[Dataset entries]
===

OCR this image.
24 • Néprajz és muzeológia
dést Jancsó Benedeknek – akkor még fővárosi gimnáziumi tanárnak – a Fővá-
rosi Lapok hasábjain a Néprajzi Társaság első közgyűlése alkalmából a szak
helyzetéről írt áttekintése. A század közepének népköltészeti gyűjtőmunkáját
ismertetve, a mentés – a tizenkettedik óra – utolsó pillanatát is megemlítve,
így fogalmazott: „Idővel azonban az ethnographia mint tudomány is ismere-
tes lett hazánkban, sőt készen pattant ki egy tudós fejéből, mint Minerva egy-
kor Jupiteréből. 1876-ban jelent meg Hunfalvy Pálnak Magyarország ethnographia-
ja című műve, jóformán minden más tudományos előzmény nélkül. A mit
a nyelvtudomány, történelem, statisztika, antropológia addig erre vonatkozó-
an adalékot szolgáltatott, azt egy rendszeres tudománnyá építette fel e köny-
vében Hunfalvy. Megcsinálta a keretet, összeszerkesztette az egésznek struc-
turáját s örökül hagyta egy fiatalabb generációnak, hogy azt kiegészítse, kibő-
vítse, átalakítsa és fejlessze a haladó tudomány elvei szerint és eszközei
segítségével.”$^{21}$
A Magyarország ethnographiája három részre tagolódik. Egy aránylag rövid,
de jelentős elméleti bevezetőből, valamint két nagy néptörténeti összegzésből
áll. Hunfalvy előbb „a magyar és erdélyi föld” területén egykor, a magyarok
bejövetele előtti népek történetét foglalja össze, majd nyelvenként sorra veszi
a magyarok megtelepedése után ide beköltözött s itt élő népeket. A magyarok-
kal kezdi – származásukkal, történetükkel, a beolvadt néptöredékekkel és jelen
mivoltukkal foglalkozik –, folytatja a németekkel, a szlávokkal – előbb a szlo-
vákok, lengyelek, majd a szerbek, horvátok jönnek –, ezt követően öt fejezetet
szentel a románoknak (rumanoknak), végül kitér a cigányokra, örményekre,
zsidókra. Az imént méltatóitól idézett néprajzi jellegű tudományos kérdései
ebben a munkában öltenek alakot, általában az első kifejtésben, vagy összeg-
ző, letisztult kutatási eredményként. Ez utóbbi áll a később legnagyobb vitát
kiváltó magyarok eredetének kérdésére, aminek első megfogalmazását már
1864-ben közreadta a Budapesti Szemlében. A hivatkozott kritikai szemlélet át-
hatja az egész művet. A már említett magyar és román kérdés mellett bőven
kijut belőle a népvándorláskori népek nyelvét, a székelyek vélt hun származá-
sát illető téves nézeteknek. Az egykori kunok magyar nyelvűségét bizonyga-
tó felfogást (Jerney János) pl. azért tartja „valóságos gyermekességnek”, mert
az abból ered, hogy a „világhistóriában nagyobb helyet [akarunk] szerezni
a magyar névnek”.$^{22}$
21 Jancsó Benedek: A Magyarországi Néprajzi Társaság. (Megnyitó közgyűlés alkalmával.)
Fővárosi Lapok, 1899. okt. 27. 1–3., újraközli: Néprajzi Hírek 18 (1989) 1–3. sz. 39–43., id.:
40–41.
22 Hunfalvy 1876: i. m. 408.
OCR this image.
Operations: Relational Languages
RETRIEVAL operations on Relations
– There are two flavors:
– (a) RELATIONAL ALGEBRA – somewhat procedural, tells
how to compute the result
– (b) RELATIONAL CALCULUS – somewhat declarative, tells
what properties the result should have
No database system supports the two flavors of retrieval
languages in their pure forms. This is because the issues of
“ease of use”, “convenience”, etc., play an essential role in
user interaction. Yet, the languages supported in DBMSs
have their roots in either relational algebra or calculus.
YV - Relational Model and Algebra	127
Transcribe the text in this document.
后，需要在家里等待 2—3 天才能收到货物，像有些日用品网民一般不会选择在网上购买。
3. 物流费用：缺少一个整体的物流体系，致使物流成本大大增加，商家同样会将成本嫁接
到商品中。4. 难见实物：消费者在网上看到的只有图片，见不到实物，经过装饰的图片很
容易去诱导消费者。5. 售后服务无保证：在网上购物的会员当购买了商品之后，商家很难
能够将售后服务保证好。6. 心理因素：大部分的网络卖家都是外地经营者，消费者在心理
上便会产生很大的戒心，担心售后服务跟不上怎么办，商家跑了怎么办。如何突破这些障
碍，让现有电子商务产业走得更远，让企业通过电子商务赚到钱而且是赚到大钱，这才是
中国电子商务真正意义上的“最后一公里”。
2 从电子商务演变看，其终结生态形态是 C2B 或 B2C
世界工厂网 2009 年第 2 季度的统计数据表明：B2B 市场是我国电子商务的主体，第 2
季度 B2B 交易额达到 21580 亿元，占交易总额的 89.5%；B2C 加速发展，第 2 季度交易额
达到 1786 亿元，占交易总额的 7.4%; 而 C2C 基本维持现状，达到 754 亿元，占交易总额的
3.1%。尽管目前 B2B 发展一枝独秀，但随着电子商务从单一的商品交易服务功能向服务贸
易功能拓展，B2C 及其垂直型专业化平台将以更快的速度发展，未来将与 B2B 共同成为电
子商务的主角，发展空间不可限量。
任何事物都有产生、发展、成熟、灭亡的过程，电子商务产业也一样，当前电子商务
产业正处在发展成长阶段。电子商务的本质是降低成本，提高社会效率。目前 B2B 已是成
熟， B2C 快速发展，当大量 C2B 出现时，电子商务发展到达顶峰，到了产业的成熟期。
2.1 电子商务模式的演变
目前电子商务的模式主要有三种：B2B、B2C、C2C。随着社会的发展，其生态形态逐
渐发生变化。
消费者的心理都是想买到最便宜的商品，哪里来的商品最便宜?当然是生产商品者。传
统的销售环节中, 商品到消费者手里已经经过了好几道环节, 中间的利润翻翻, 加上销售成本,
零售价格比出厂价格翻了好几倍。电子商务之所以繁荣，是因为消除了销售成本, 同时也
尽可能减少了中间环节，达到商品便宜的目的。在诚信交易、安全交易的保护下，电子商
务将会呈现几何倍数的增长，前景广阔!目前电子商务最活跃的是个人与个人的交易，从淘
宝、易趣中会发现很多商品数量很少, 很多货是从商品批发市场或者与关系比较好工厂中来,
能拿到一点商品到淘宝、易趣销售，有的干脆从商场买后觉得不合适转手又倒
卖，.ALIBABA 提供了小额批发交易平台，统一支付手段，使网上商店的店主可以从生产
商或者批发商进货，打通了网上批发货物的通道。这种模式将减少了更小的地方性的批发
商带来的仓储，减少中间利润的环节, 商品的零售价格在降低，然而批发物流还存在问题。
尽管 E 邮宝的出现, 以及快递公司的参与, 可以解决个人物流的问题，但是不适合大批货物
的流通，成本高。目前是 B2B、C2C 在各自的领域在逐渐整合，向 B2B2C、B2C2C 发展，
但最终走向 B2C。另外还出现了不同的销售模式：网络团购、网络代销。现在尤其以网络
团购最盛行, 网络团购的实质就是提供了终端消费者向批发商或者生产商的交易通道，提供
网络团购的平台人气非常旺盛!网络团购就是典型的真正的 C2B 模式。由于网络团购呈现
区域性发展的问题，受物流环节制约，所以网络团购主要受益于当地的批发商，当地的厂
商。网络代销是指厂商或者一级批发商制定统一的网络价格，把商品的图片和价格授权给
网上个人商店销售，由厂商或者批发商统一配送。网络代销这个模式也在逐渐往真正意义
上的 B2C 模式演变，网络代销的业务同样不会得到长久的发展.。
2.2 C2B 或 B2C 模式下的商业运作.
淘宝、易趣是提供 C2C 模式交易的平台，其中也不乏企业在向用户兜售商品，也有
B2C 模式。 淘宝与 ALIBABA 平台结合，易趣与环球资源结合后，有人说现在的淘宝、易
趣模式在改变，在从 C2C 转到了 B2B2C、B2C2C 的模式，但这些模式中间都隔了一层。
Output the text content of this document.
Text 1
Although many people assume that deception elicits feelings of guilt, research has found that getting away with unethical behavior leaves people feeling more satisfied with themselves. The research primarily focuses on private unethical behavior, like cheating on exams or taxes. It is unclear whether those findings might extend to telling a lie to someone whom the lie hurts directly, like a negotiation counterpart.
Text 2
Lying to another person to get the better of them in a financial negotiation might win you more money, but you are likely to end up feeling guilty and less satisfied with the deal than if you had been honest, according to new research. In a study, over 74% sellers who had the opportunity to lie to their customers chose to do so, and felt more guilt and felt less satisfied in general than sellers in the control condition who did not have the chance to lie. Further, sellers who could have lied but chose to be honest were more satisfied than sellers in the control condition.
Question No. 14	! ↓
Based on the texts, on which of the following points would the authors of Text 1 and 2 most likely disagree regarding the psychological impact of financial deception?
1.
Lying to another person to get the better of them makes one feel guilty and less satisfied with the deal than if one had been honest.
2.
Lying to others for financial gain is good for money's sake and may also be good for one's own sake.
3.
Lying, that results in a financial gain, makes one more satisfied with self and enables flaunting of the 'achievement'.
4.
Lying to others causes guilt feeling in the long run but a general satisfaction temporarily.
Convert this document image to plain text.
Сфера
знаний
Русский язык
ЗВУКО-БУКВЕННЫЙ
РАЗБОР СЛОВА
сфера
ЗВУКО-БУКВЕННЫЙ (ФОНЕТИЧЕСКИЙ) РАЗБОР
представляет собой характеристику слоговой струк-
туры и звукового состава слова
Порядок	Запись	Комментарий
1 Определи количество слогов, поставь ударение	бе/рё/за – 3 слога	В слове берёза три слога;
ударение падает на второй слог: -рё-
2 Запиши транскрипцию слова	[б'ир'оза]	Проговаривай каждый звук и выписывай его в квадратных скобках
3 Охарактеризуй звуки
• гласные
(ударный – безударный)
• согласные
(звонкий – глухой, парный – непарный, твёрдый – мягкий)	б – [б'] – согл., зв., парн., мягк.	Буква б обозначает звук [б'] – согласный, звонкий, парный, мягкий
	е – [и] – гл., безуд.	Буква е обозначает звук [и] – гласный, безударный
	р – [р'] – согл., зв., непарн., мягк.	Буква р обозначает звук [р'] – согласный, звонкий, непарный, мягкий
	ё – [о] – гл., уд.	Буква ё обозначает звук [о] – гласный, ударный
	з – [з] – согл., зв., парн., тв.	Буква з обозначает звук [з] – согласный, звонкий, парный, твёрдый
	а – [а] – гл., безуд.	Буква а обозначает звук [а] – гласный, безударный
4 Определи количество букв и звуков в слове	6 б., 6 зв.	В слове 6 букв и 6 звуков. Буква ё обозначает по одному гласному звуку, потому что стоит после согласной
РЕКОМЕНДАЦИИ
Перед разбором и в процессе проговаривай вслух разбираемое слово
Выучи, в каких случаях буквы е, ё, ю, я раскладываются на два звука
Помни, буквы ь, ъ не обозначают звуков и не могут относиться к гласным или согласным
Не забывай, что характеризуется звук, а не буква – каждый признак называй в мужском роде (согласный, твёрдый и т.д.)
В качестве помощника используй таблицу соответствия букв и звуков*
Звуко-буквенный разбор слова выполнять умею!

===

● **YOUR TASK**:
Only a number is needed: how many lines of the material above contain "слове"?

● **RESPONSE TO THIS TASK**:
2